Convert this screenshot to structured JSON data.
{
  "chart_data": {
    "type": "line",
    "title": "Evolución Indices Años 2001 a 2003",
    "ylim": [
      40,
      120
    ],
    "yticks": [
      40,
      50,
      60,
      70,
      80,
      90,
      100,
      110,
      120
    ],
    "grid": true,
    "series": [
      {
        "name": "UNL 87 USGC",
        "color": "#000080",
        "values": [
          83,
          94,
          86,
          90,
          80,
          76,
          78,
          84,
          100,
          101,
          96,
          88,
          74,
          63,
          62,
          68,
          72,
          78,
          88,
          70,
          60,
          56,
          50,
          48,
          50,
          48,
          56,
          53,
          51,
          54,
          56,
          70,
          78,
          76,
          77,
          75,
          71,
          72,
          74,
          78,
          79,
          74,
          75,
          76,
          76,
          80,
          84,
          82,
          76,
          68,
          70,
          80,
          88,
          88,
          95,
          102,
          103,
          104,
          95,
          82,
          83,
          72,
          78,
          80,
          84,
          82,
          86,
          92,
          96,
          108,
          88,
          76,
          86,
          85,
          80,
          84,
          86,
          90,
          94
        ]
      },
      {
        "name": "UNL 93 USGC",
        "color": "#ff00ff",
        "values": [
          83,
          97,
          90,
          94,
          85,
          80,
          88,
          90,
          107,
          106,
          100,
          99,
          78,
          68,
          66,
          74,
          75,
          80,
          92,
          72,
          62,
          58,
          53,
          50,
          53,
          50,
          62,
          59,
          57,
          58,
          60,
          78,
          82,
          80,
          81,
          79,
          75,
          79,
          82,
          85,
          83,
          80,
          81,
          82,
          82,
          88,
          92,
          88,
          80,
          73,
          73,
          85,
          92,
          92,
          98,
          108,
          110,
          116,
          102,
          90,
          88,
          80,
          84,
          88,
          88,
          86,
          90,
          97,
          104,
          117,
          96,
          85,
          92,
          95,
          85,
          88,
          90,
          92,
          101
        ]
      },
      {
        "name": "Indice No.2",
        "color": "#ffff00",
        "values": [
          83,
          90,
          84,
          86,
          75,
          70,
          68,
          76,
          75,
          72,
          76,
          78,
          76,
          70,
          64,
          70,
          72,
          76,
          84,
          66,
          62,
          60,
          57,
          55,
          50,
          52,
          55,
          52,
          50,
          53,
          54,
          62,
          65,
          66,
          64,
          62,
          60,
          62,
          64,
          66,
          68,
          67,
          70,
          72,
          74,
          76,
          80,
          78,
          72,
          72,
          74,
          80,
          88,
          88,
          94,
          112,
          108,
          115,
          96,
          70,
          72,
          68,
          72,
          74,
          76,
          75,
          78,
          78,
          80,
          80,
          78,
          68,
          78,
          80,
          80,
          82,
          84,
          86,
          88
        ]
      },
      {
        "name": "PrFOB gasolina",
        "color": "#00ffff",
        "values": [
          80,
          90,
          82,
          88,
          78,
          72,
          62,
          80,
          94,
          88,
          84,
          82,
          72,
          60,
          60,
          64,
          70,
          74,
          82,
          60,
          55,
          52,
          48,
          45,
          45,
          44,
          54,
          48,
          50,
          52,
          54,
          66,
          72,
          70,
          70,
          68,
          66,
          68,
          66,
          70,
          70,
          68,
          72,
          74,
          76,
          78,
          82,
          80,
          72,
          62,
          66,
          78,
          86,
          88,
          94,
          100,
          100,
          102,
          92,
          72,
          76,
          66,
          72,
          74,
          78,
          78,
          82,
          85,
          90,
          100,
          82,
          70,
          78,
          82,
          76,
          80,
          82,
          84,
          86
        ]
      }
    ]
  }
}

---

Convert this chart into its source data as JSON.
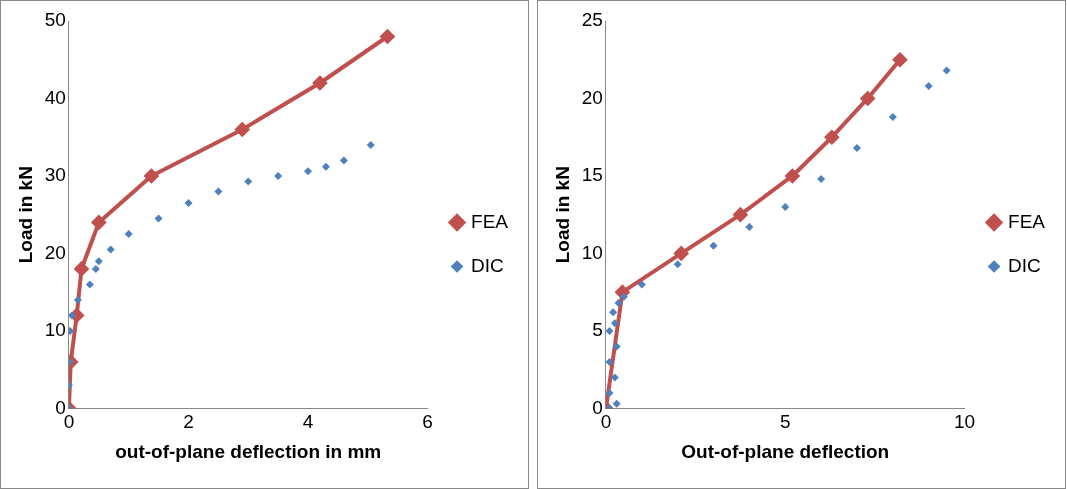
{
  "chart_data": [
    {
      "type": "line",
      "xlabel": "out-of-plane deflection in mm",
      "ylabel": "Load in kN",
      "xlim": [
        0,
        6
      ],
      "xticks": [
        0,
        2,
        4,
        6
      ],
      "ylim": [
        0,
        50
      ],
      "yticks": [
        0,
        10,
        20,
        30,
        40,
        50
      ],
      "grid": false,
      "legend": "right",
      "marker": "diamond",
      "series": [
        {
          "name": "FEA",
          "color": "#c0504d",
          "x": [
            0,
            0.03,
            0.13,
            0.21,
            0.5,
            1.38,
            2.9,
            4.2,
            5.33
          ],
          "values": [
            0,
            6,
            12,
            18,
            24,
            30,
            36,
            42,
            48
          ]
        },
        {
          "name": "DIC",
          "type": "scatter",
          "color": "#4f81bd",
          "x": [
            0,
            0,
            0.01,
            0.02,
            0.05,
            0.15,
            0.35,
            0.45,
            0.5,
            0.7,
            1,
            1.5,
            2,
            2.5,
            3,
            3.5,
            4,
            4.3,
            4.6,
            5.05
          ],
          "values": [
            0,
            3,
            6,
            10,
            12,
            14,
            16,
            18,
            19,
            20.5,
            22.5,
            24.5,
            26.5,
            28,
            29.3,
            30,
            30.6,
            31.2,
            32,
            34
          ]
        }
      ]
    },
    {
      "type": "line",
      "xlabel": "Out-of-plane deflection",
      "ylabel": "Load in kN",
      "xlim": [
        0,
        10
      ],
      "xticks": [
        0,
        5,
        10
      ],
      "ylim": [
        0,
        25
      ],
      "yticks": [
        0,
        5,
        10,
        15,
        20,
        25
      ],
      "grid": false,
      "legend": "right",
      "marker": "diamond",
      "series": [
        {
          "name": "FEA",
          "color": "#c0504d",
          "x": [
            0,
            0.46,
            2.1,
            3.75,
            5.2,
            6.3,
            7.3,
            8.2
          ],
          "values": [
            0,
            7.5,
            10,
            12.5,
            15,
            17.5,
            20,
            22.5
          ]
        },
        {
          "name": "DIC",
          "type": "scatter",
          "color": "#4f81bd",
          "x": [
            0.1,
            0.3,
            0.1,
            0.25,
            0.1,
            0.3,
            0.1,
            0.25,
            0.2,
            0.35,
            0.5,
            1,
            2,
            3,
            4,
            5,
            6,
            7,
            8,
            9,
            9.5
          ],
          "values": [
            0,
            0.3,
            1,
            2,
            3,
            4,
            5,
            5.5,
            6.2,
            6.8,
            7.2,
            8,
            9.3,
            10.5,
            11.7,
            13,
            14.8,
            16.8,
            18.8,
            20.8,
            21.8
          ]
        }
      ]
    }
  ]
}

WORK TO DO - Using the entries above, find all lines with "xlabel". Copy them.

TASK RESULT -
      "xlabel": "out-of-plane deflection in mm",
      "xlabel": "Out-of-plane deflection",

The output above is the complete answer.